Extrait
══════════════════════════════
Le Grand soir des punks !

Simon Riaux | 6 juin 2012
Simon Riaux | 6 juin 2012
Avec Le Grand soir, Benoît Delépine et Gustave Kervern rendent hommage de leur ton burlesque et décalé aux grandes heures du mouvement punk. Éphémère et soluble dans le marché global, ce nihiliste descendant énervé du cynisme grec a dû muter, s'immiscer dans la culture de masse pour mieux la subvertir par spasmes anarchiques. On compte ainsi une tripotée d'œuvres relevant de la culture punk, qu'elles en charrient les valeurs, les illustrent ou se tuent à les dépasser. Pour fêter l'hilarante rébellion des sieurs Poelvoorde et Dupontel, quoi de plus approprié qu'une petite revue des effectifs ?


Bernie, d'Albert Dupontel, 1996

Puisqu'il est question de lui par les temps qui courent, commençons donc par le premier film d'Albert Dupontel, soit une élégie quasi-champêtre, où le punk se révèle un état naturel de l'homme, la révolte simple d'un individu qui l'est tout autant, et à qui le monde semble intimer l'ordre de ne plus exister. Le nihilisme absolu du long-métrage s'accompagne le plus souvent d'éclats de rire contagieux, assénés par un scénario aussi branque que fêlé, à coups de pelle, ou de hachoir. Nanti de répliques véritablement cultes (les gauchers comprendront), le film fait  office d'initiation à la punk attitude, dans la bonne humeur et le flingage d'élus de la République.
══════════════════════════════
Contenu des données
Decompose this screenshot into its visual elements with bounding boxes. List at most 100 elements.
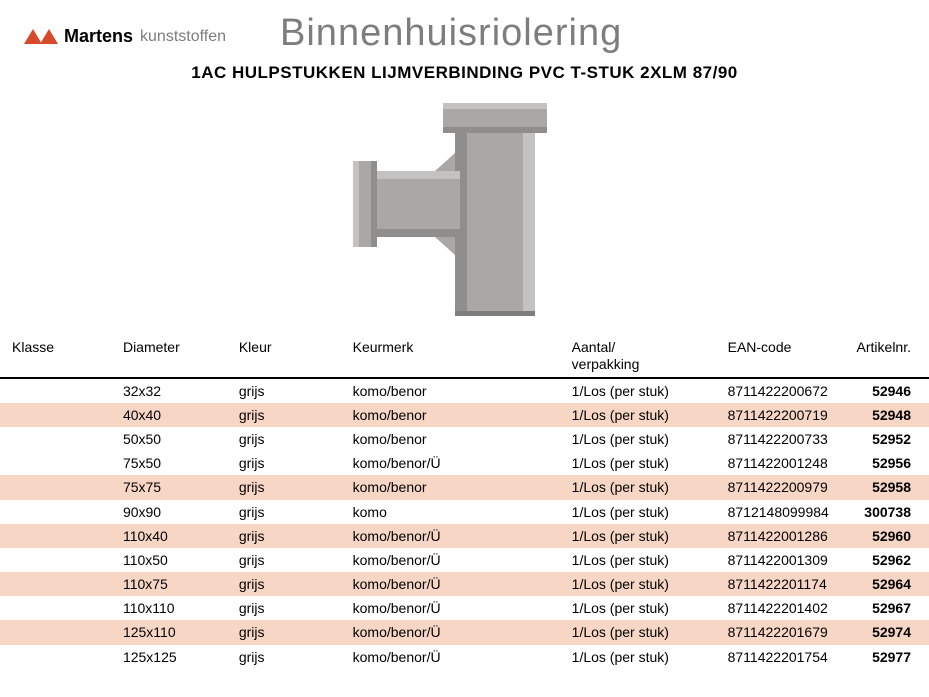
══════════════════════════════
Exercices proposés
1. D'après l'article sur le cinéma punk, qui a réalisé Le Grand soir ?
2. Citez fidèlement l'article sur le cinéma punk, de « Bernie, d'Albert Dupontel, 1996 » jusqu'à « de la République. » inclus.
Ce matériel est indépendant de l'article sur le cinéma punk.

Corrigé détaillé
1. Benoît Delépine et Gustave Kervern.

2.
Bernie, d'Albert Dupontel, 1996

Puisqu'il est question de lui par les temps qui courent, commençons donc par le premier film d'Albert Dupontel, soit une élégie quasi-champêtre, où le punk se révèle un état naturel de l'homme, la révolte simple d'un individu qui l'est tout autant, et à qui le monde semble intimer l'ordre de ne plus exister. Le nihilisme absolu du long-métrage s'accompagne le plus souvent d'éclats de rire contagieux, assénés par un scénario aussi branque que fêlé, à coups de pelle, ou de hachoir. Nanti de répliques véritablement cultes (les gauchers comprendront), le film fait  office d'initiation à la punk attitude, dans la bonne humeur et le flingage d'élus de la République.